**What you should do**
Please reproduce the material below word for word, keeping every line in its original order.

**Dataset excerpts**

* * *

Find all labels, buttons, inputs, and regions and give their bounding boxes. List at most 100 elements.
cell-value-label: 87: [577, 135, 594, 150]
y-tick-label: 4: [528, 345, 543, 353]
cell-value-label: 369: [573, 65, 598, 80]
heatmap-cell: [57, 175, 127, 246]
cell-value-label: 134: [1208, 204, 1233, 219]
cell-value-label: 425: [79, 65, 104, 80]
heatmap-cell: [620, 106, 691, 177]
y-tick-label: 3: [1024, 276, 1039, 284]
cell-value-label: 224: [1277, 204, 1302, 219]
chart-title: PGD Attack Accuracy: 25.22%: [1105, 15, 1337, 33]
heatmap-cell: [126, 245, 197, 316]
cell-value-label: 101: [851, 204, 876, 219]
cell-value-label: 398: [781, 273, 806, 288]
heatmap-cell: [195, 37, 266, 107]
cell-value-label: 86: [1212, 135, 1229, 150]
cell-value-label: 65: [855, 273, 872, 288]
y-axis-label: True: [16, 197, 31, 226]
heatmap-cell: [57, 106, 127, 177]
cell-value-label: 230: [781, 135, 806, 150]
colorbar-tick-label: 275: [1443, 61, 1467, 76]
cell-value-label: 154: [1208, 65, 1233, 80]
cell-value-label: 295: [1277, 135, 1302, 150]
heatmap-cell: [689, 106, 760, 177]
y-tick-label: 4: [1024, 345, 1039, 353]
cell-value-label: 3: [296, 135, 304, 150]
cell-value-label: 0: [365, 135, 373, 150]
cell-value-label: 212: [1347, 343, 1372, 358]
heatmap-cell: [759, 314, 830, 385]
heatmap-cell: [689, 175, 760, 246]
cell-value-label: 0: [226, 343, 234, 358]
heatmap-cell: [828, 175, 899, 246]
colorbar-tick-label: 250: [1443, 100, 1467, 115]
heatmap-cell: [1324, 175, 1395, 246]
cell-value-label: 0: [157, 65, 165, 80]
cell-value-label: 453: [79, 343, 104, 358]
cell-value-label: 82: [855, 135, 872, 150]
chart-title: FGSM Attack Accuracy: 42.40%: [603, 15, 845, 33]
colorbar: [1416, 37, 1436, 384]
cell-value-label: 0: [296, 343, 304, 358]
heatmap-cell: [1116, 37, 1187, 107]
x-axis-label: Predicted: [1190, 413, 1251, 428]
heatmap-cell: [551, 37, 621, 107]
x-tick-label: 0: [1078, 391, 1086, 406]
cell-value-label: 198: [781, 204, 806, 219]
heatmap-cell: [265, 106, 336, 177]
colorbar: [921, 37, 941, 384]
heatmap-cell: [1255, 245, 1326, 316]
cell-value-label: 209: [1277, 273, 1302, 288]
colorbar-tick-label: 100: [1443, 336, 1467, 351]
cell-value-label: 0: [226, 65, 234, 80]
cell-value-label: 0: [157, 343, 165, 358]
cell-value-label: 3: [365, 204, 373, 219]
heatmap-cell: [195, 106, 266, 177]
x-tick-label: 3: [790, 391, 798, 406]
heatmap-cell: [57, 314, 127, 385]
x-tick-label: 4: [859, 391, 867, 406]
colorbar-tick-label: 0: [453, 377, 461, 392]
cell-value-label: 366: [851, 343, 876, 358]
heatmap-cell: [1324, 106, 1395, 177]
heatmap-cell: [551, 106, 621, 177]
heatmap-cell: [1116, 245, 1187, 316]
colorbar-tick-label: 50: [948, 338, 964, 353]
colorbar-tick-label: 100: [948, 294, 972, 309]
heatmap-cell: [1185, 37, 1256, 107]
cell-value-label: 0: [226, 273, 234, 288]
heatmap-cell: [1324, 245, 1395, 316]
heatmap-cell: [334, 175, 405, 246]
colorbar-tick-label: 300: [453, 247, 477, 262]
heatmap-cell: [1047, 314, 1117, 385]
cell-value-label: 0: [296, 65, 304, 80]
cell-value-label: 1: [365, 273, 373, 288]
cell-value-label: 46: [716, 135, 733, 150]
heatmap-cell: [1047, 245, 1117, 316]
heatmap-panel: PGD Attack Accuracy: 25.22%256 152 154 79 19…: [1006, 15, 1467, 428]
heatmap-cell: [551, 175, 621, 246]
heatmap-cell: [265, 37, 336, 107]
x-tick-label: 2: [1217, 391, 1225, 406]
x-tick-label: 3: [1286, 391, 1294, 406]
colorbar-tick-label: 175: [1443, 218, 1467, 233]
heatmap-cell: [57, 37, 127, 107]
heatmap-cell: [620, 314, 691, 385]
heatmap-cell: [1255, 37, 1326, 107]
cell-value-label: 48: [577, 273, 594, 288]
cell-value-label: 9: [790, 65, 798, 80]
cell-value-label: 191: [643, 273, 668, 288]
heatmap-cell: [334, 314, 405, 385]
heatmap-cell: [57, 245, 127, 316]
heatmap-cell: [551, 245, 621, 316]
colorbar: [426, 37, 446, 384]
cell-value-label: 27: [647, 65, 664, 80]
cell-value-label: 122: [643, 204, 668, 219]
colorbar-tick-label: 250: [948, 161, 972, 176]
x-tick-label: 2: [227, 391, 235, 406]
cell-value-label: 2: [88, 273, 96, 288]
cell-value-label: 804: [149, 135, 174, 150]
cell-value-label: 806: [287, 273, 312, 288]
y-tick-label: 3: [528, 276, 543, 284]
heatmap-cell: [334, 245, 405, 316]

* * *

**Completed task**
Find all labels, buttons, inputs, and regions and give their bounding boxes. List at most 100 elements.
cell-value-label: 87: [577, 135, 594, 150]
y-tick-label: 4: [528, 345, 543, 353]
cell-value-label: 369: [573, 65, 598, 80]
heatmap-cell: [57, 175, 127, 246]
cell-value-label: 134: [1208, 204, 1233, 219]
cell-value-label: 425: [79, 65, 104, 80]
heatmap-cell: [620, 106, 691, 177]
y-tick-label: 3: [1024, 276, 1039, 284]
cell-value-label: 224: [1277, 204, 1302, 219]
chart-title: PGD Attack Accuracy: 25.22%: [1105, 15, 1337, 33]
heatmap-cell: [126, 245, 197, 316]
cell-value-label: 101: [851, 204, 876, 219]
cell-value-label: 398: [781, 273, 806, 288]
heatmap-cell: [195, 37, 266, 107]
cell-value-label: 86: [1212, 135, 1229, 150]
cell-value-label: 65: [855, 273, 872, 288]
y-axis-label: True: [16, 197, 31, 226]
heatmap-cell: [57, 106, 127, 177]
cell-value-label: 230: [781, 135, 806, 150]
colorbar-tick-label: 275: [1443, 61, 1467, 76]
cell-value-label: 154: [1208, 65, 1233, 80]
cell-value-label: 295: [1277, 135, 1302, 150]
heatmap-cell: [689, 106, 760, 177]
y-tick-label: 4: [1024, 345, 1039, 353]
cell-value-label: 3: [296, 135, 304, 150]
cell-value-label: 0: [365, 135, 373, 150]
cell-value-label: 212: [1347, 343, 1372, 358]
heatmap-cell: [759, 314, 830, 385]
heatmap-cell: [689, 175, 760, 246]
cell-value-label: 0: [226, 343, 234, 358]
heatmap-cell: [828, 175, 899, 246]
colorbar-tick-label: 250: [1443, 100, 1467, 115]
heatmap-cell: [1324, 175, 1395, 246]
cell-value-label: 0: [157, 65, 165, 80]
cell-value-label: 453: [79, 343, 104, 358]
cell-value-label: 82: [855, 135, 872, 150]
chart-title: FGSM Attack Accuracy: 42.40%: [603, 15, 845, 33]
colorbar: [1416, 37, 1436, 384]
cell-value-label: 0: [296, 343, 304, 358]
heatmap-cell: [1116, 37, 1187, 107]
x-axis-label: Predicted: [1190, 413, 1251, 428]
heatmap-cell: [551, 37, 621, 107]
x-tick-label: 0: [1078, 391, 1086, 406]
cell-value-label: 198: [781, 204, 806, 219]
heatmap-cell: [265, 106, 336, 177]
colorbar: [921, 37, 941, 384]
heatmap-cell: [1255, 245, 1326, 316]
cell-value-label: 209: [1277, 273, 1302, 288]
colorbar-tick-label: 100: [1443, 336, 1467, 351]
cell-value-label: 0: [226, 65, 234, 80]
cell-value-label: 0: [157, 343, 165, 358]
cell-value-label: 3: [365, 204, 373, 219]
heatmap-cell: [195, 106, 266, 177]
x-tick-label: 3: [790, 391, 798, 406]
heatmap-cell: [57, 314, 127, 385]
x-tick-label: 4: [859, 391, 867, 406]
colorbar-tick-label: 0: [453, 377, 461, 392]
cell-value-label: 366: [851, 343, 876, 358]
heatmap-cell: [1324, 106, 1395, 177]
heatmap-cell: [551, 106, 621, 177]
heatmap-cell: [1116, 245, 1187, 316]
colorbar-tick-label: 50: [948, 338, 964, 353]
colorbar-tick-label: 100: [948, 294, 972, 309]
heatmap-cell: [1185, 37, 1256, 107]
cell-value-label: 0: [226, 273, 234, 288]
heatmap-cell: [1324, 245, 1395, 316]
heatmap-cell: [334, 175, 405, 246]
colorbar-tick-label: 300: [453, 247, 477, 262]
heatmap-cell: [1047, 314, 1117, 385]
cell-value-label: 0: [296, 65, 304, 80]
cell-value-label: 1: [365, 273, 373, 288]
cell-value-label: 46: [716, 135, 733, 150]
heatmap-cell: [1047, 245, 1117, 316]
heatmap-panel: PGD Attack Accuracy: 25.22%256 152 154 79 19…: [1006, 15, 1467, 428]
heatmap-cell: [551, 175, 621, 246]
heatmap-cell: [265, 37, 336, 107]
x-tick-label: 2: [1217, 391, 1225, 406]
x-tick-label: 3: [1286, 391, 1294, 406]
colorbar-tick-label: 175: [1443, 218, 1467, 233]
heatmap-cell: [57, 37, 127, 107]
heatmap-cell: [620, 314, 691, 385]
heatmap-cell: [1255, 37, 1326, 107]
cell-value-label: 48: [577, 273, 594, 288]
cell-value-label: 9: [790, 65, 798, 80]
cell-value-label: 191: [643, 273, 668, 288]
heatmap-cell: [334, 314, 405, 385]
heatmap-cell: [57, 245, 127, 316]
heatmap-cell: [551, 245, 621, 316]
colorbar: [426, 37, 446, 384]
cell-value-label: 27: [647, 65, 664, 80]
cell-value-label: 122: [643, 204, 668, 219]
colorbar-tick-label: 250: [948, 161, 972, 176]
x-tick-label: 2: [227, 391, 235, 406]
cell-value-label: 2: [88, 273, 96, 288]
cell-value-label: 804: [149, 135, 174, 150]
cell-value-label: 806: [287, 273, 312, 288]
y-tick-label: 3: [528, 276, 543, 284]
heatmap-cell: [334, 245, 405, 316]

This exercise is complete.